| What needs to be done |
Below you will find a set of lines. Repeat them all exactly.

| Records supplied |

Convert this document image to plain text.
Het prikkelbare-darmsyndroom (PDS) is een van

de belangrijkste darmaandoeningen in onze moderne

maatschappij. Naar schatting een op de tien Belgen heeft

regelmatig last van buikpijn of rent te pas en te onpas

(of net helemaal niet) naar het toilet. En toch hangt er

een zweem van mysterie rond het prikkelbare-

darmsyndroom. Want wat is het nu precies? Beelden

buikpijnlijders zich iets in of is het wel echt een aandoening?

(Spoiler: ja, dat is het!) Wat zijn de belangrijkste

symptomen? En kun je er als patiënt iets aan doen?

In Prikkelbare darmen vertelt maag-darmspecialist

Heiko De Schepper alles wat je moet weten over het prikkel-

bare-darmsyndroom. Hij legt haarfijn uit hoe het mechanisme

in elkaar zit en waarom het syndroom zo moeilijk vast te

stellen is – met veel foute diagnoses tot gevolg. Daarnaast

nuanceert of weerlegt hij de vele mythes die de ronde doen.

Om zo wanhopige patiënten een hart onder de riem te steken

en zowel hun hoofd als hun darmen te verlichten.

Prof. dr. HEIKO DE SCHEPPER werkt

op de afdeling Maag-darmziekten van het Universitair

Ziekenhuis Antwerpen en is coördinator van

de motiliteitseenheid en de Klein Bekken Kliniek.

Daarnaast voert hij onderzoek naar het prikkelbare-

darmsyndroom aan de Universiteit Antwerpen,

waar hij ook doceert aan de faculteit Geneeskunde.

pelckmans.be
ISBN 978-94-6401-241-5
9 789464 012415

| Final result |
Convert this document image to plain text.
Het prikkelbare-darmsyndroom (PDS) is een van

de belangrijkste darmaandoeningen in onze moderne

maatschappij. Naar schatting een op de tien Belgen heeft

regelmatig last van buikpijn of rent te pas en te onpas

(of net helemaal niet) naar het toilet. En toch hangt er

een zweem van mysterie rond het prikkelbare-

darmsyndroom. Want wat is het nu precies? Beelden

buikpijnlijders zich iets in of is het wel echt een aandoening?

(Spoiler: ja, dat is het!) Wat zijn de belangrijkste

symptomen? En kun je er als patiënt iets aan doen?

In Prikkelbare darmen vertelt maag-darmspecialist

Heiko De Schepper alles wat je moet weten over het prikkel-

bare-darmsyndroom. Hij legt haarfijn uit hoe het mechanisme

in elkaar zit en waarom het syndroom zo moeilijk vast te

stellen is – met veel foute diagnoses tot gevolg. Daarnaast

nuanceert of weerlegt hij de vele mythes die de ronde doen.

Om zo wanhopige patiënten een hart onder de riem te steken

en zowel hun hoofd als hun darmen te verlichten.

Prof. dr. HEIKO DE SCHEPPER werkt

op de afdeling Maag-darmziekten van het Universitair

Ziekenhuis Antwerpen en is coördinator van

de motiliteitseenheid en de Klein Bekken Kliniek.

Daarnaast voert hij onderzoek naar het prikkelbare-

darmsyndroom aan de Universiteit Antwerpen,

waar hij ook doceert aan de faculteit Geneeskunde.

pelckmans.be
ISBN 978-94-6401-241-5
9 789464 012415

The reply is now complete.